::: Material provided :::
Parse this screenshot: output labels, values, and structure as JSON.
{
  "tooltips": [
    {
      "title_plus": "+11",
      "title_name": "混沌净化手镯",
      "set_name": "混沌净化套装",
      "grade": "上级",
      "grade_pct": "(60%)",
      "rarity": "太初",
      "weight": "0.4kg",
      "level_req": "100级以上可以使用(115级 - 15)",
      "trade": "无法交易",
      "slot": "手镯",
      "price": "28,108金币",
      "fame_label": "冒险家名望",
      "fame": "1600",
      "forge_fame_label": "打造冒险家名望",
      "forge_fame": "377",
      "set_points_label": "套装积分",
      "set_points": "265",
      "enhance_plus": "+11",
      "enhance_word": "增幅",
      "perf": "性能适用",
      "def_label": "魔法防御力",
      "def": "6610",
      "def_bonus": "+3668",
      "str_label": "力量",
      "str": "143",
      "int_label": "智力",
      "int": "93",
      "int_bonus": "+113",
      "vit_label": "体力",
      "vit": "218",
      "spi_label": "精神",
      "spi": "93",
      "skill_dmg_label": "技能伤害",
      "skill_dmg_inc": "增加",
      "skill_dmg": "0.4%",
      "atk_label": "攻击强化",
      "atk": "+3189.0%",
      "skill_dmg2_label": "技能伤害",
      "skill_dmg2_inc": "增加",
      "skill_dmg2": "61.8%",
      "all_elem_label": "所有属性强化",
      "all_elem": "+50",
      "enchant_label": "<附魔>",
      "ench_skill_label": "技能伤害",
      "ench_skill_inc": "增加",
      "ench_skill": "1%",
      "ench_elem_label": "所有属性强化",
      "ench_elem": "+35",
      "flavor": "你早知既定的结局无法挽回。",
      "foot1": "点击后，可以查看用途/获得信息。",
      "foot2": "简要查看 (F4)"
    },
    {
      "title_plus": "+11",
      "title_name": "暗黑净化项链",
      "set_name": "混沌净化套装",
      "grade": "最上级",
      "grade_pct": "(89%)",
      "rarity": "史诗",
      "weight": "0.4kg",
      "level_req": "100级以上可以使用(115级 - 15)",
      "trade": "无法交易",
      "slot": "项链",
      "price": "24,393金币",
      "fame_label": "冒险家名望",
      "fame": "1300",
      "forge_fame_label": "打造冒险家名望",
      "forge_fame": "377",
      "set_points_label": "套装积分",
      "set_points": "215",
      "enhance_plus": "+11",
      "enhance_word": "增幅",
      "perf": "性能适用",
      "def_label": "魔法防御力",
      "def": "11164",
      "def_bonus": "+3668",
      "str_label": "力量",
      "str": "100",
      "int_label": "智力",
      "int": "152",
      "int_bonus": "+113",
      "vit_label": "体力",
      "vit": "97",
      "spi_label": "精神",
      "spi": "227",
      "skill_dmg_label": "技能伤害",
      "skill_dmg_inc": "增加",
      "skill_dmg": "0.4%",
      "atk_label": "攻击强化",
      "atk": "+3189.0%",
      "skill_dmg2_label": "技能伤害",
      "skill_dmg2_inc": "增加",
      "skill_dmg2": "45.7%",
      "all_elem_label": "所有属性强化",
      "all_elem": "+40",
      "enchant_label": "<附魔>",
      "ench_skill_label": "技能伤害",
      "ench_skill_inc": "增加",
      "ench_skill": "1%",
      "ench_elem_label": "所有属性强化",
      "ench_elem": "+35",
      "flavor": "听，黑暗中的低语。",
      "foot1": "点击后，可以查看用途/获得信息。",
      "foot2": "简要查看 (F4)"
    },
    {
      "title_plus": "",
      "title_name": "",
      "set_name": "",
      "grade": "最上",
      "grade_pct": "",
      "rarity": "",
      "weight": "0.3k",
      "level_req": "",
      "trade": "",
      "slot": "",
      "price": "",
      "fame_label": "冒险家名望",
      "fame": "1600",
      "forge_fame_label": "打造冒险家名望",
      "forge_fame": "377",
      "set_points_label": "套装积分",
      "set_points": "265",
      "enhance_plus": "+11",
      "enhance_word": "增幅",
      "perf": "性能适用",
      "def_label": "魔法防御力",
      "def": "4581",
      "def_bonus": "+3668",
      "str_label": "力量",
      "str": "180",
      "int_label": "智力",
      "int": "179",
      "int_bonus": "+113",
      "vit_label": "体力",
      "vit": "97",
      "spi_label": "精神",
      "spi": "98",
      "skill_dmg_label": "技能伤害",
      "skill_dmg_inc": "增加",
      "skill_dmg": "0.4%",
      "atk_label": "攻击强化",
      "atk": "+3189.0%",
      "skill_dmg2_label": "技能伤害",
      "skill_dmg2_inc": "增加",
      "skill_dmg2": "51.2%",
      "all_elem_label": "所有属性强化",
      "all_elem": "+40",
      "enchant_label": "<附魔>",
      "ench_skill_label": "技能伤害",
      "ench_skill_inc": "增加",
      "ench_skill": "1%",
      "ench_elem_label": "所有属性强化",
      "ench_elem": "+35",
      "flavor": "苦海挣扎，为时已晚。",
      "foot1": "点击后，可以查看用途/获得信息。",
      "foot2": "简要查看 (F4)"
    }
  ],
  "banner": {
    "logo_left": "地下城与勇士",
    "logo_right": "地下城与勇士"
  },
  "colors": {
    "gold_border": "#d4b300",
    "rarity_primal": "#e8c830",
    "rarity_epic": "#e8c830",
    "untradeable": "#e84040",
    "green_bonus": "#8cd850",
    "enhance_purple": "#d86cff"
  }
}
:::
What is asked:
Copy all of the data. Keep every word exactly as it is.

Task result:
Parse this screenshot: output labels, values, and structure as JSON.
{
  "tooltips": [
    {
      "title_plus": "+11",
      "title_name": "混沌净化手镯",
      "set_name": "混沌净化套装",
      "grade": "上级",
      "grade_pct": "(60%)",
      "rarity": "太初",
      "weight": "0.4kg",
      "level_req": "100级以上可以使用(115级 - 15)",
      "trade": "无法交易",
      "slot": "手镯",
      "price": "28,108金币",
      "fame_label": "冒险家名望",
      "fame": "1600",
      "forge_fame_label": "打造冒险家名望",
      "forge_fame": "377",
      "set_points_label": "套装积分",
      "set_points": "265",
      "enhance_plus": "+11",
      "enhance_word": "增幅",
      "perf": "性能适用",
      "def_label": "魔法防御力",
      "def": "6610",
      "def_bonus": "+3668",
      "str_label": "力量",
      "str": "143",
      "int_label": "智力",
      "int": "93",
      "int_bonus": "+113",
      "vit_label": "体力",
      "vit": "218",
      "spi_label": "精神",
      "spi": "93",
      "skill_dmg_label": "技能伤害",
      "skill_dmg_inc": "增加",
      "skill_dmg": "0.4%",
      "atk_label": "攻击强化",
      "atk": "+3189.0%",
      "skill_dmg2_label": "技能伤害",
      "skill_dmg2_inc": "增加",
      "skill_dmg2": "61.8%",
      "all_elem_label": "所有属性强化",
      "all_elem": "+50",
      "enchant_label": "<附魔>",
      "ench_skill_label": "技能伤害",
      "ench_skill_inc": "增加",
      "ench_skill": "1%",
      "ench_elem_label": "所有属性强化",
      "ench_elem": "+35",
      "flavor": "你早知既定的结局无法挽回。",
      "foot1": "点击后，可以查看用途/获得信息。",
      "foot2": "简要查看 (F4)"
    },
    {
      "title_plus": "+11",
      "title_name": "暗黑净化项链",
      "set_name": "混沌净化套装",
      "grade": "最上级",
      "grade_pct": "(89%)",
      "rarity": "史诗",
      "weight": "0.4kg",
      "level_req": "100级以上可以使用(115级 - 15)",
      "trade": "无法交易",
      "slot": "项链",
      "price": "24,393金币",
      "fame_label": "冒险家名望",
      "fame": "1300",
      "forge_fame_label": "打造冒险家名望",
      "forge_fame": "377",
      "set_points_label": "套装积分",
      "set_points": "215",
      "enhance_plus": "+11",
      "enhance_word": "增幅",
      "perf": "性能适用",
      "def_label": "魔法防御力",
      "def": "11164",
      "def_bonus": "+3668",
      "str_label": "力量",
      "str": "100",
      "int_label": "智力",
      "int": "152",
      "int_bonus": "+113",
      "vit_label": "体力",
      "vit": "97",
      "spi_label": "精神",
      "spi": "227",
      "skill_dmg_label": "技能伤害",
      "skill_dmg_inc": "增加",
      "skill_dmg": "0.4%",
      "atk_label": "攻击强化",
      "atk": "+3189.0%",
      "skill_dmg2_label": "技能伤害",
      "skill_dmg2_inc": "增加",
      "skill_dmg2": "45.7%",
      "all_elem_label": "所有属性强化",
      "all_elem": "+40",
      "enchant_label": "<附魔>",
      "ench_skill_label": "技能伤害",
      "ench_skill_inc": "增加",
      "ench_skill": "1%",
      "ench_elem_label": "所有属性强化",
      "ench_elem": "+35",
      "flavor": "听，黑暗中的低语。",
      "foot1": "点击后，可以查看用途/获得信息。",
      "foot2": "简要查看 (F4)"
    },
    {
      "title_plus": "",
      "title_name": "",
      "set_name": "",
      "grade": "最上",
      "grade_pct": "",
      "rarity": "",
      "weight": "0.3k",
      "level_req": "",
      "trade": "",
      "slot": "",
      "price": "",
      "fame_label": "冒险家名望",
      "fame": "1600",
      "forge_fame_label": "打造冒险家名望",
      "forge_fame": "377",
      "set_points_label": "套装积分",
      "set_points": "265",
      "enhance_plus": "+11",
      "enhance_word": "增幅",
      "perf": "性能适用",
      "def_label": "魔法防御力",
      "def": "4581",
      "def_bonus": "+3668",
      "str_label": "力量",
      "str": "180",
      "int_label": "智力",
      "int": "179",
      "int_bonus": "+113",
      "vit_label": "体力",
      "vit": "97",
      "spi_label": "精神",
      "spi": "98",
      "skill_dmg_label": "技能伤害",
      "skill_dmg_inc": "增加",
      "skill_dmg": "0.4%",
      "atk_label": "攻击强化",
      "atk": "+3189.0%",
      "skill_dmg2_label": "技能伤害",
      "skill_dmg2_inc": "增加",
      "skill_dmg2": "51.2%",
      "all_elem_label": "所有属性强化",
      "all_elem": "+40",
      "enchant_label": "<附魔>",
      "ench_skill_label": "技能伤害",
      "ench_skill_inc": "增加",
      "ench_skill": "1%",
      "ench_elem_label": "所有属性强化",
      "ench_elem": "+35",
      "flavor": "苦海挣扎，为时已晚。",
      "foot1": "点击后，可以查看用途/获得信息。",
      "foot2": "简要查看 (F4)"
    }
  ],
  "banner": {
    "logo_left": "地下城与勇士",
    "logo_right": "地下城与勇士"
  },
  "colors": {
    "gold_border": "#d4b300",
    "rarity_primal": "#e8c830",
    "rarity_epic": "#e8c830",
    "untradeable": "#e84040",
    "green_bonus": "#8cd850",
    "enhance_purple": "#d86cff"
  }
}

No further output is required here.